> Your task: Below are lines of data; give the number of them that contain "troviamo", and only that.

[Opening Available records section]

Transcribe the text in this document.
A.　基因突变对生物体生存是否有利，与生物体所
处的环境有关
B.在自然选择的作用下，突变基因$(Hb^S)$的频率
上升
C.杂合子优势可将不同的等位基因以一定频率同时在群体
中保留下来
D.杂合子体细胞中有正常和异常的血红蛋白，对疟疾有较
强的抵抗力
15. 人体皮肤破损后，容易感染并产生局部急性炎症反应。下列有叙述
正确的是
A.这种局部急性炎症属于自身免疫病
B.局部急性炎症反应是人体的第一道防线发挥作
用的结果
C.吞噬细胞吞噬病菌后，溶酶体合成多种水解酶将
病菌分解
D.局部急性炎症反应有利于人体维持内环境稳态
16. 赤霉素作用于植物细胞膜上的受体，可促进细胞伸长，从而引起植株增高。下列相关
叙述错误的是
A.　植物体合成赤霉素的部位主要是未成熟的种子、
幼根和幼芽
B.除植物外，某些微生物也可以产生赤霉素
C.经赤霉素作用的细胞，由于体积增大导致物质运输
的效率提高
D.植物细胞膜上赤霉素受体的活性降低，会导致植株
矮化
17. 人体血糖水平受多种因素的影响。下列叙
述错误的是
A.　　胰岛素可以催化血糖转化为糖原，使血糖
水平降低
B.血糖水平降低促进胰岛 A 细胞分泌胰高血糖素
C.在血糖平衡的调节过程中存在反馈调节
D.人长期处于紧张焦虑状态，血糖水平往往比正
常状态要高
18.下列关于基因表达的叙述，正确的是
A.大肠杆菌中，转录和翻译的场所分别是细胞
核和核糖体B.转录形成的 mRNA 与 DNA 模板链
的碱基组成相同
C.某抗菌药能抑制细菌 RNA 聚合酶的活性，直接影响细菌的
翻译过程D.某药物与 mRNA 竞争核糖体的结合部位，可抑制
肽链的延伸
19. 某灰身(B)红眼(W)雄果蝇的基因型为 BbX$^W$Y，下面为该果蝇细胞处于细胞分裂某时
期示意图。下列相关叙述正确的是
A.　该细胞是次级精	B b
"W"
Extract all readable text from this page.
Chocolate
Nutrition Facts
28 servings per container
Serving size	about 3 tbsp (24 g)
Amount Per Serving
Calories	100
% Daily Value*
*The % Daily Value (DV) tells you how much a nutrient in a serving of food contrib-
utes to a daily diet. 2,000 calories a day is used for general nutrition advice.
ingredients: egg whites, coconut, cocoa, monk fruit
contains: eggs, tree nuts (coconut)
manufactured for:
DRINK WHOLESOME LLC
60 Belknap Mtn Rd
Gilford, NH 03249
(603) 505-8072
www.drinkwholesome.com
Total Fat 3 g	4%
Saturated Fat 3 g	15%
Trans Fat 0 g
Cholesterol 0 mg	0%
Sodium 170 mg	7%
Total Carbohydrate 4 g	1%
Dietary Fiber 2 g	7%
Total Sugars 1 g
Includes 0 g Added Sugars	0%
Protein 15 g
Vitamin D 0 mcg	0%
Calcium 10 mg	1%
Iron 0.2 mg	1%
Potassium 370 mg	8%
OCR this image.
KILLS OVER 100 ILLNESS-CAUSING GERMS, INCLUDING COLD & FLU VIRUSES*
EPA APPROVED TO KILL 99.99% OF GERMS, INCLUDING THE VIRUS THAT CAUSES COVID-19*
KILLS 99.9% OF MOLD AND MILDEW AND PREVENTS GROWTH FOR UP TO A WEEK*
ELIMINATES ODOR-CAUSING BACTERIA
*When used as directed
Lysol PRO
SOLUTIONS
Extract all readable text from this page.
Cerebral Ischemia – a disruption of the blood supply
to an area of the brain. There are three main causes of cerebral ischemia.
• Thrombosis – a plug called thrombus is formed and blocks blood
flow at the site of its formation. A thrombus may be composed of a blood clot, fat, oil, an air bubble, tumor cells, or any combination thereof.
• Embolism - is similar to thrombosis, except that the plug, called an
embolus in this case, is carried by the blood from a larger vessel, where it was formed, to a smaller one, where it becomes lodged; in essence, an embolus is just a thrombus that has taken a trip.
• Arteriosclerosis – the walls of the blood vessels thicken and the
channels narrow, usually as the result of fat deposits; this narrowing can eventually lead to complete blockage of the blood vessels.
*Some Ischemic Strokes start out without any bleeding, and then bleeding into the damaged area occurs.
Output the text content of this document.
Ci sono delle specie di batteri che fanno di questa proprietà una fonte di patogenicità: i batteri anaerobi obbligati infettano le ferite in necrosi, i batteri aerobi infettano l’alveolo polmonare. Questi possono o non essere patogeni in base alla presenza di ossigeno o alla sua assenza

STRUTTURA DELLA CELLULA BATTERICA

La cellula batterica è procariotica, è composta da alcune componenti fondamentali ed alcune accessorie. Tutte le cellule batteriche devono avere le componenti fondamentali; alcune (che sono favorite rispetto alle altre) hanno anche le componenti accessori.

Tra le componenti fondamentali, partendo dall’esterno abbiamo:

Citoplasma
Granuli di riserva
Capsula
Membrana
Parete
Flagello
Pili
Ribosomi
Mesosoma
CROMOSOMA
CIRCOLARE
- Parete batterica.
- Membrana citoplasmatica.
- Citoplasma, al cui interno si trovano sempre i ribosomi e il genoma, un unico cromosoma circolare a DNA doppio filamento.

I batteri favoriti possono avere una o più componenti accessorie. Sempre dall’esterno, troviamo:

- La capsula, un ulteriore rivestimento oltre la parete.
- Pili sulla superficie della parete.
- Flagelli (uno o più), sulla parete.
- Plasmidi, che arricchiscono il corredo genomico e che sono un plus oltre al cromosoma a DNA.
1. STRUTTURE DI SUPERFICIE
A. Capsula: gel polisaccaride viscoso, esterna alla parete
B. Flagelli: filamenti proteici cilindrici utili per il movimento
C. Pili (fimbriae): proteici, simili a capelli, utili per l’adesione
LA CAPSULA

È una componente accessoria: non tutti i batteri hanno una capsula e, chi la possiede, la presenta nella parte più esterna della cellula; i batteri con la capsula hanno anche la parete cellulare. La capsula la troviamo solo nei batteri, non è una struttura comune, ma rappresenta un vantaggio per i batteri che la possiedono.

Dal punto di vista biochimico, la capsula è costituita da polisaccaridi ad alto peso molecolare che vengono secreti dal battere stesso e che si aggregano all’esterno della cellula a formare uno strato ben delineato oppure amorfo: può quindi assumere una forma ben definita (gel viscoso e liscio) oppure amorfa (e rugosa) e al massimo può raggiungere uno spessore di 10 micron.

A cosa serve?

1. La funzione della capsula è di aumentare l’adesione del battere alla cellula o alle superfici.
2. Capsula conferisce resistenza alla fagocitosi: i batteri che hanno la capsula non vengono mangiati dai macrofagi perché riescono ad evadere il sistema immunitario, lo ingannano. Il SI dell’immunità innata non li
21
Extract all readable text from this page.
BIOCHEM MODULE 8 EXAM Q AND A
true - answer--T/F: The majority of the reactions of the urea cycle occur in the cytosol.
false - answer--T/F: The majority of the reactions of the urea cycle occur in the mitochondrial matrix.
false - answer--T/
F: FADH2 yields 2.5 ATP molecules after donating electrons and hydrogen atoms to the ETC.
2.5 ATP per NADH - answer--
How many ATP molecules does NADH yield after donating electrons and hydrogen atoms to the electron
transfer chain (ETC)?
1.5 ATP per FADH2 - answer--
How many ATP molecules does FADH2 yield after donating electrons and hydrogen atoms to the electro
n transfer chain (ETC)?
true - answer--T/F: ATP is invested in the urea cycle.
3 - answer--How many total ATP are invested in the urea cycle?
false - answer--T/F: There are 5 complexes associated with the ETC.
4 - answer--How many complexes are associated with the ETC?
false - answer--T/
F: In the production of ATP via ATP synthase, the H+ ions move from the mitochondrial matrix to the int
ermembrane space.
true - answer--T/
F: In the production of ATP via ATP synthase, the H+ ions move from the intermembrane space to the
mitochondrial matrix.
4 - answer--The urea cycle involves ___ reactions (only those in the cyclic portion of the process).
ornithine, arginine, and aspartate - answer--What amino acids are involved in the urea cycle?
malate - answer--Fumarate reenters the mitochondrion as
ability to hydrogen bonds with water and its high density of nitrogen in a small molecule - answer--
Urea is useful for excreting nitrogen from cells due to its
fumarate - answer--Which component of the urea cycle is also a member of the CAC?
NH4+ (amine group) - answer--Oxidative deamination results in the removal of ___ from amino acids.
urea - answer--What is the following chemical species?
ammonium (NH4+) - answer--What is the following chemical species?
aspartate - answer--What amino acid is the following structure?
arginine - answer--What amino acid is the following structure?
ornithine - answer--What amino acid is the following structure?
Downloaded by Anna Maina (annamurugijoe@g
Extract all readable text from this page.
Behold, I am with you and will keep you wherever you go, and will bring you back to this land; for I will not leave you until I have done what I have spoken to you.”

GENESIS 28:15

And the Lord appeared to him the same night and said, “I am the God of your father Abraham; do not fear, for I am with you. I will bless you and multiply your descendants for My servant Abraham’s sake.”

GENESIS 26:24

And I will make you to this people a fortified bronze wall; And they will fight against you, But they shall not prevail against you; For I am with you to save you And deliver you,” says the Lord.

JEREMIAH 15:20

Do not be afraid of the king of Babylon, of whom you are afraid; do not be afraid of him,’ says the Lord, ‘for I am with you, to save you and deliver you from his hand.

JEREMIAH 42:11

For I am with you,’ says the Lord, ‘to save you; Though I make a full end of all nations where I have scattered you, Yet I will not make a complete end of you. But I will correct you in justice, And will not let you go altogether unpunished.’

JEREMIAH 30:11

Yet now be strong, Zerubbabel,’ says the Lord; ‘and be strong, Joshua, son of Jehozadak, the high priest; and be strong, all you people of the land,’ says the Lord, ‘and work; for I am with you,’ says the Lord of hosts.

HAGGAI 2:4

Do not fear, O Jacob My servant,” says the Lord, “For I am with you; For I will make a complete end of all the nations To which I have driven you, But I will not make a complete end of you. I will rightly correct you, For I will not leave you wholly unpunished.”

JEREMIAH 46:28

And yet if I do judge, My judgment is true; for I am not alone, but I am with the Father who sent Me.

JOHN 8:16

[Closing Available records section]

> Reply to the task: 2